Required work
Write out the entries below once more, exactly, with the pictures left out.

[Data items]
-- Start --

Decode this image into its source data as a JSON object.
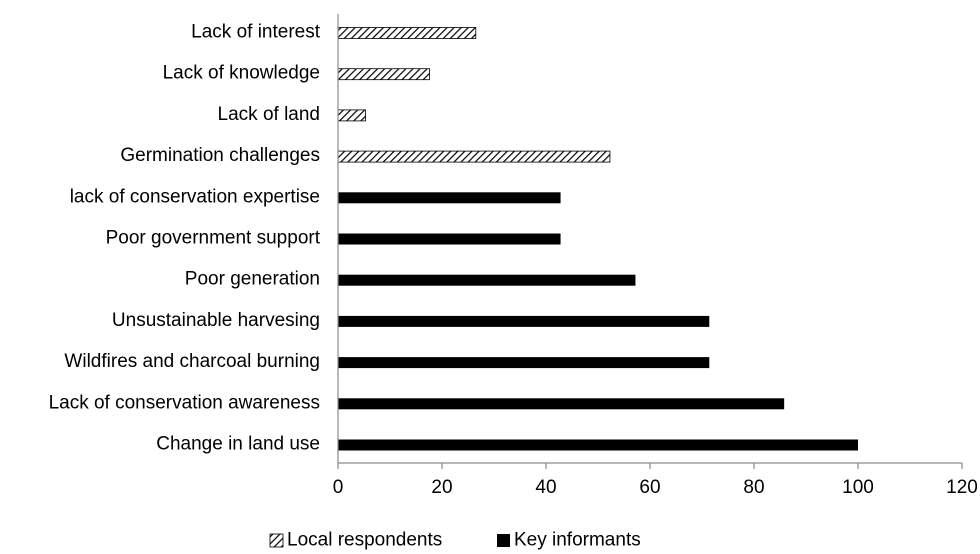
{
  "chart_data": {
    "type": "bar",
    "orientation": "horizontal",
    "title": "",
    "xlabel": "",
    "ylabel": "",
    "xlim": [
      0,
      120
    ],
    "x_ticks": [
      0,
      20,
      40,
      60,
      80,
      100,
      120
    ],
    "grid": false,
    "legend_position": "bottom",
    "categories": [
      "Lack of interest",
      "Lack of knowledge ",
      "Lack of land",
      "Germination challenges",
      "lack of conservation expertise",
      "Poor government support",
      "Poor generation ",
      "Unsustainable harvesing ",
      "Wildfires and charcoal burning",
      "Lack of conservation awareness",
      "Change in land use "
    ],
    "series": [
      {
        "name": "Local respondents",
        "pattern": "diagonal-hatch",
        "color": "#000000",
        "values": [
          26.5,
          17.6,
          5.3,
          52.3,
          null,
          null,
          null,
          null,
          null,
          null,
          null
        ]
      },
      {
        "name": "Key informants",
        "pattern": "solid",
        "color": "#000000",
        "values": [
          null,
          null,
          null,
          null,
          42.8,
          42.8,
          57.2,
          71.4,
          71.4,
          85.8,
          100
        ]
      }
    ]
  }
}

-- End --

Output for this task
Decode this image into its source data as a JSON object.
{
  "chart_data": {
    "type": "bar",
    "orientation": "horizontal",
    "title": "",
    "xlabel": "",
    "ylabel": "",
    "xlim": [
      0,
      120
    ],
    "x_ticks": [
      0,
      20,
      40,
      60,
      80,
      100,
      120
    ],
    "grid": false,
    "legend_position": "bottom",
    "categories": [
      "Lack of interest",
      "Lack of knowledge ",
      "Lack of land",
      "Germination challenges",
      "lack of conservation expertise",
      "Poor government support",
      "Poor generation ",
      "Unsustainable harvesing ",
      "Wildfires and charcoal burning",
      "Lack of conservation awareness",
      "Change in land use "
    ],
    "series": [
      {
        "name": "Local respondents",
        "pattern": "diagonal-hatch",
        "color": "#000000",
        "values": [
          26.5,
          17.6,
          5.3,
          52.3,
          null,
          null,
          null,
          null,
          null,
          null,
          null
        ]
      },
      {
        "name": "Key informants",
        "pattern": "solid",
        "color": "#000000",
        "values": [
          null,
          null,
          null,
          null,
          42.8,
          42.8,
          57.2,
          71.4,
          71.4,
          85.8,
          100
        ]
      }
    ]
  }
}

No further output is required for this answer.